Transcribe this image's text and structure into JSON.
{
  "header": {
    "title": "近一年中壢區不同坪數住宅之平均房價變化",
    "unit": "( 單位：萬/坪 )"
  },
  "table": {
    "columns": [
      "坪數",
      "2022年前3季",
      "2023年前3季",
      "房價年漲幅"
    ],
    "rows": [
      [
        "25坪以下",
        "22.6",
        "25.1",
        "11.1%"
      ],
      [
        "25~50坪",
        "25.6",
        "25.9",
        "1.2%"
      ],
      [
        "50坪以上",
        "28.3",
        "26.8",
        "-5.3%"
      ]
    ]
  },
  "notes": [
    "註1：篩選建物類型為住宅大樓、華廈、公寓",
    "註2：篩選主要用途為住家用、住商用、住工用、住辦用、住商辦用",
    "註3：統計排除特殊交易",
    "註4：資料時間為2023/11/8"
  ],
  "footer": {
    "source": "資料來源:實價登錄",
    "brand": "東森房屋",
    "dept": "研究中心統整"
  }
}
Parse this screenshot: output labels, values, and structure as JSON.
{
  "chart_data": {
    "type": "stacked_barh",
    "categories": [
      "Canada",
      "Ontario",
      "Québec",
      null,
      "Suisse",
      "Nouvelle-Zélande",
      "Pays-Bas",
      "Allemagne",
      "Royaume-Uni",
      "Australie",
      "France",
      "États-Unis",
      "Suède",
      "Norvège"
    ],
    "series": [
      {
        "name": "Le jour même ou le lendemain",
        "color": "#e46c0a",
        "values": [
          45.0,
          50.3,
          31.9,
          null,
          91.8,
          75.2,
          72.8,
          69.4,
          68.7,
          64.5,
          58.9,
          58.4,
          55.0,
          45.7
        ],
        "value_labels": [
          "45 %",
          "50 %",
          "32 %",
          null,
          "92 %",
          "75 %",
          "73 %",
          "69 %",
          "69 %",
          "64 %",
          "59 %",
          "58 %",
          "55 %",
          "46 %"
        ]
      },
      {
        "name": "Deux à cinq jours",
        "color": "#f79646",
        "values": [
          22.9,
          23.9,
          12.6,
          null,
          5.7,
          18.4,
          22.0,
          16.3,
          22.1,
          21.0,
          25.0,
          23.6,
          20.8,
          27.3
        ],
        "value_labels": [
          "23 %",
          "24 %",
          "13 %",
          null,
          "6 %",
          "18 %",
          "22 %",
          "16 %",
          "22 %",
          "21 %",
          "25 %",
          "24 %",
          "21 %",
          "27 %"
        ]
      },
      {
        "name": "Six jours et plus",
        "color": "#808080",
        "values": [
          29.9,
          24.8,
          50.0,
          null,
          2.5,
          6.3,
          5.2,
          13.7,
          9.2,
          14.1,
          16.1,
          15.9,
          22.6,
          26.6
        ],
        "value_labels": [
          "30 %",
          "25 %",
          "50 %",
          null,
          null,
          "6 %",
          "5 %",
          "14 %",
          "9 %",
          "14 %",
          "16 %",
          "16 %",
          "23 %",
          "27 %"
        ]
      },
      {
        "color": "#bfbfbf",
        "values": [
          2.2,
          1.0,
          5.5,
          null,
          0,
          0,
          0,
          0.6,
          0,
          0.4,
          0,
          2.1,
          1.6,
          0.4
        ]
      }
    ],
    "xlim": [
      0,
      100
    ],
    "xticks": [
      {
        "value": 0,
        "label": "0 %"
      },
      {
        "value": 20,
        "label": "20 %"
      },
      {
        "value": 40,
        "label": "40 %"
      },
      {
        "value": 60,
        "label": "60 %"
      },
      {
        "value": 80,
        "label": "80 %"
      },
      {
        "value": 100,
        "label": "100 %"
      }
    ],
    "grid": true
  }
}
---+---
- CHALLENGE
Search the data above for the word "JSON", then gather each line in which it appears.

- RESPONSE TO THIS TASK
Transcribe this image's text and structure into JSON.
Parse this screenshot: output labels, values, and structure as JSON.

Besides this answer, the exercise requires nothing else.